◆ **Goal**:
From the line that holds "Decode this image" down to the last line of the listing below, reproduce each line exactly and nothing more, omitting pictures.

◆ **Records provided**:
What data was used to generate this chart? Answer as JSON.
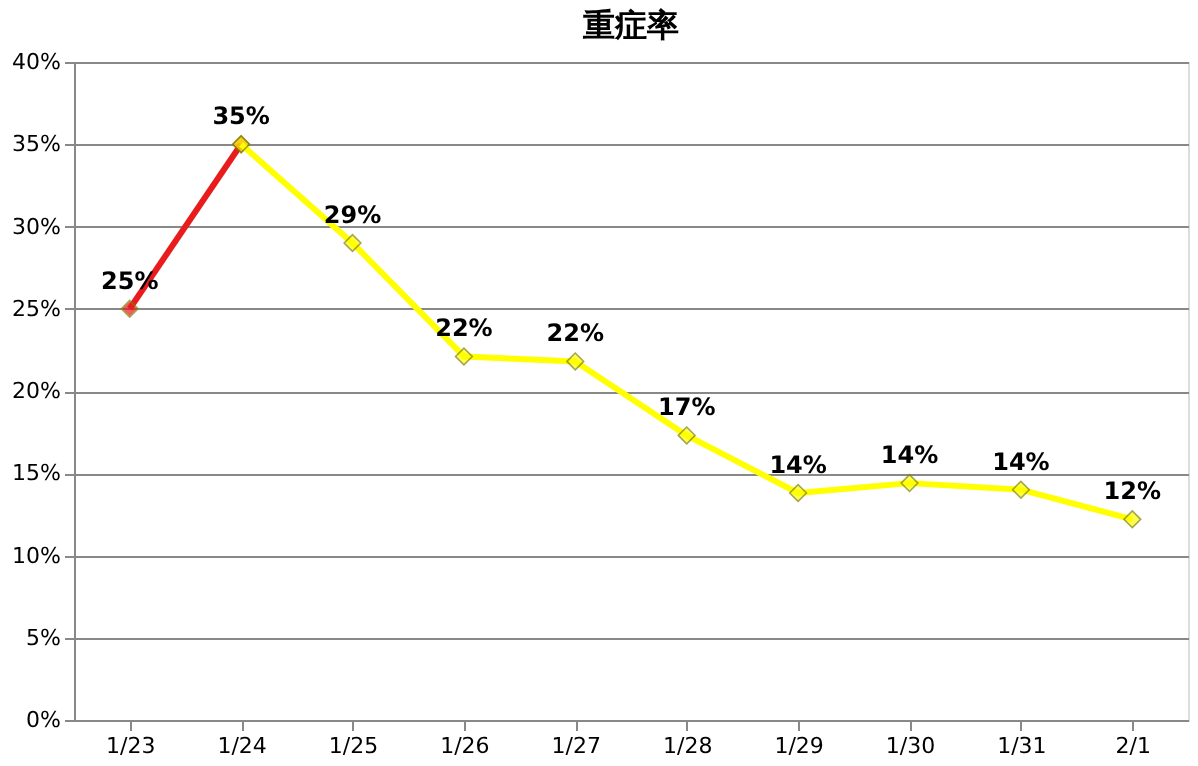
{
  "chart_data": {
    "type": "line",
    "title": "重症率",
    "categories": [
      "1/23",
      "1/24",
      "1/25",
      "1/26",
      "1/27",
      "1/28",
      "1/29",
      "1/30",
      "1/31",
      "2/1"
    ],
    "series": [
      {
        "color": "#e81c1c",
        "values": [
          25,
          35,
          null,
          null,
          null,
          null,
          null,
          null,
          null,
          null
        ],
        "value_labels": [
          "25%",
          null,
          null,
          null,
          null,
          null,
          null,
          null,
          null,
          null
        ]
      },
      {
        "color": "#ffff00",
        "values": [
          null,
          35,
          29,
          22.1,
          21.8,
          17.3,
          13.8,
          14.4,
          14.0,
          12.2
        ],
        "value_labels": [
          null,
          "35%",
          "29%",
          "22%",
          "22%",
          "17%",
          "14%",
          "14%",
          "14%",
          "12%"
        ]
      }
    ],
    "ylim": [
      0,
      40
    ],
    "yticks": [
      {
        "value": 0,
        "label": "0%"
      },
      {
        "value": 5,
        "label": "5%"
      },
      {
        "value": 10,
        "label": "10%"
      },
      {
        "value": 15,
        "label": "15%"
      },
      {
        "value": 20,
        "label": "20%"
      },
      {
        "value": 25,
        "label": "25%"
      },
      {
        "value": 30,
        "label": "30%"
      },
      {
        "value": 35,
        "label": "35%"
      },
      {
        "value": 40,
        "label": "40%"
      }
    ],
    "grid": "y",
    "marker": "diamond",
    "line_style": "solid"
  }
}
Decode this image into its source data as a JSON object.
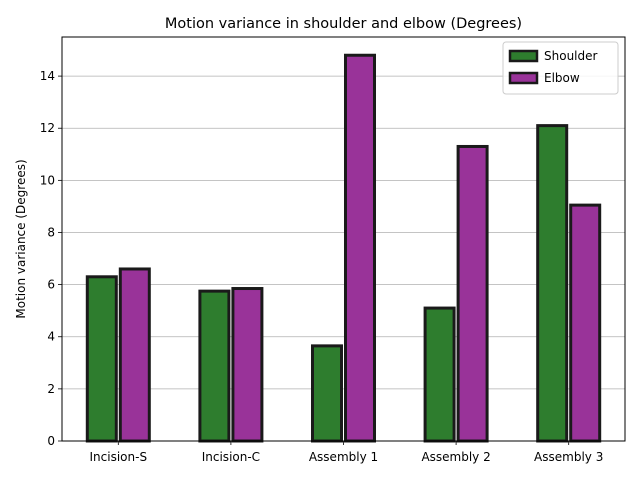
{
  "chart_data": {
    "type": "bar",
    "title": "Motion variance in shoulder and elbow (Degrees)",
    "xlabel": "",
    "ylabel": "Motion variance (Degrees)",
    "categories": [
      "Incision-S",
      "Incision-C",
      "Assembly 1",
      "Assembly 2",
      "Assembly 3"
    ],
    "series": [
      {
        "name": "Shoulder",
        "color": "#2e7d2e",
        "values": [
          6.3,
          5.75,
          3.65,
          5.1,
          12.1
        ]
      },
      {
        "name": "Elbow",
        "color": "#993399",
        "values": [
          6.6,
          5.85,
          14.8,
          11.3,
          9.05
        ]
      }
    ],
    "edge_color": "#1a1a1a",
    "ylim": [
      0,
      15.5
    ],
    "yticks": [
      0,
      2,
      4,
      6,
      8,
      10,
      12,
      14
    ],
    "grid": "y",
    "legend_position": "upper right"
  }
}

◆ **Exercise output**:
Decode this image into its source data as a JSON object.
{
  "chart_data": {
    "type": "bar",
    "title": "Motion variance in shoulder and elbow (Degrees)",
    "xlabel": "",
    "ylabel": "Motion variance (Degrees)",
    "categories": [
      "Incision-S",
      "Incision-C",
      "Assembly 1",
      "Assembly 2",
      "Assembly 3"
    ],
    "series": [
      {
        "name": "Shoulder",
        "color": "#2e7d2e",
        "values": [
          6.3,
          5.75,
          3.65,
          5.1,
          12.1
        ]
      },
      {
        "name": "Elbow",
        "color": "#993399",
        "values": [
          6.6,
          5.85,
          14.8,
          11.3,
          9.05
        ]
      }
    ],
    "edge_color": "#1a1a1a",
    "ylim": [
      0,
      15.5
    ],
    "yticks": [
      0,
      2,
      4,
      6,
      8,
      10,
      12,
      14
    ],
    "grid": "y",
    "legend_position": "upper right"
  }
}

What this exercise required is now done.